Some entries
↓

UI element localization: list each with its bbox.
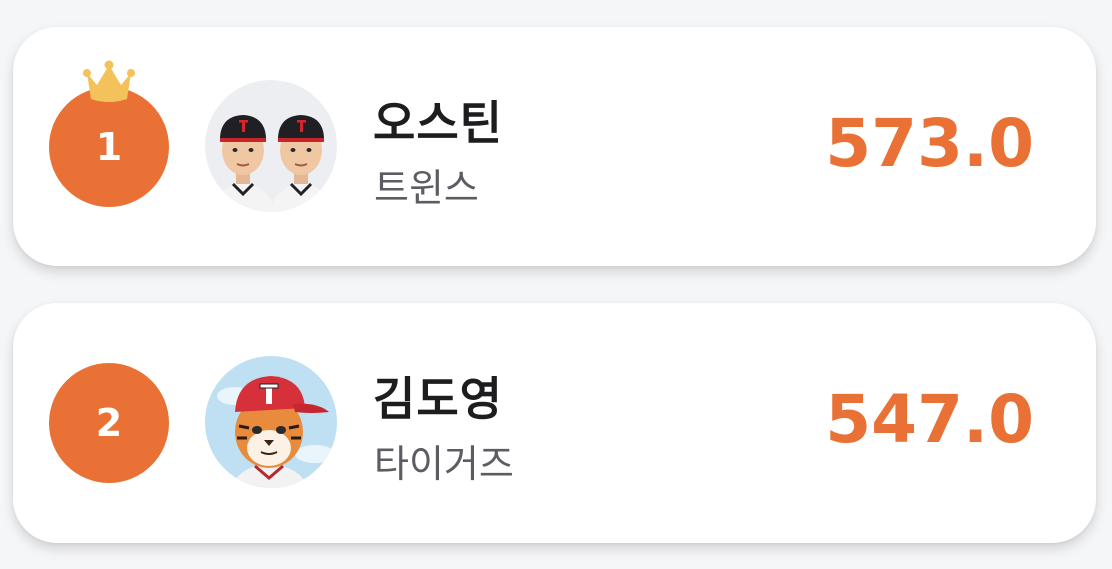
leaderboard-card-2[interactable]: 2 김도영 타이거즈 547.0 [13, 303, 1096, 543]
rank-number: 1 [95, 125, 123, 169]
player-name: 오스틴 [373, 96, 503, 150]
team-name: 타이거즈 [374, 442, 514, 486]
team-name: 트윈스 [374, 166, 479, 210]
player-score: 573.0 [825, 105, 1034, 182]
leaderboard-card-1[interactable]: 1 오스틴 트윈스 573.0 [13, 27, 1096, 266]
tiger-mascot-avatar-icon [205, 356, 337, 488]
player-avatar [205, 356, 337, 488]
player-avatar [205, 80, 337, 212]
crown-icon [83, 57, 135, 105]
rank-number: 2 [95, 401, 123, 445]
player-name: 김도영 [373, 372, 503, 426]
rank-badge: 2 [49, 363, 169, 483]
leaderboard-list: 1 오스틴 트윈스 573.0 2 김도영 타이거즈 547.0 [0, 0, 1112, 569]
twins-players-avatar-icon [205, 80, 337, 212]
player-score: 547.0 [825, 381, 1034, 458]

↑

## Instructions to follow
Reproduce every line of the entries above without changing anything, leaving out the pictures.

## Complete answer
UI element localization: list each with its bbox.
leaderboard-card-2[interactable]: 2 김도영 타이거즈 547.0 [13, 303, 1096, 543]
rank-number: 1 [95, 125, 123, 169]
player-name: 오스틴 [373, 96, 503, 150]
team-name: 타이거즈 [374, 442, 514, 486]
team-name: 트윈스 [374, 166, 479, 210]
player-score: 573.0 [825, 105, 1034, 182]
leaderboard-card-1[interactable]: 1 오스틴 트윈스 573.0 [13, 27, 1096, 266]
tiger-mascot-avatar-icon [205, 356, 337, 488]
player-avatar [205, 356, 337, 488]
player-avatar [205, 80, 337, 212]
crown-icon [83, 57, 135, 105]
rank-number: 2 [95, 401, 123, 445]
player-name: 김도영 [373, 372, 503, 426]
rank-badge: 2 [49, 363, 169, 483]
leaderboard-list: 1 오스틴 트윈스 573.0 2 김도영 타이거즈 547.0 [0, 0, 1112, 569]
twins-players-avatar-icon [205, 80, 337, 212]
player-score: 547.0 [825, 381, 1034, 458]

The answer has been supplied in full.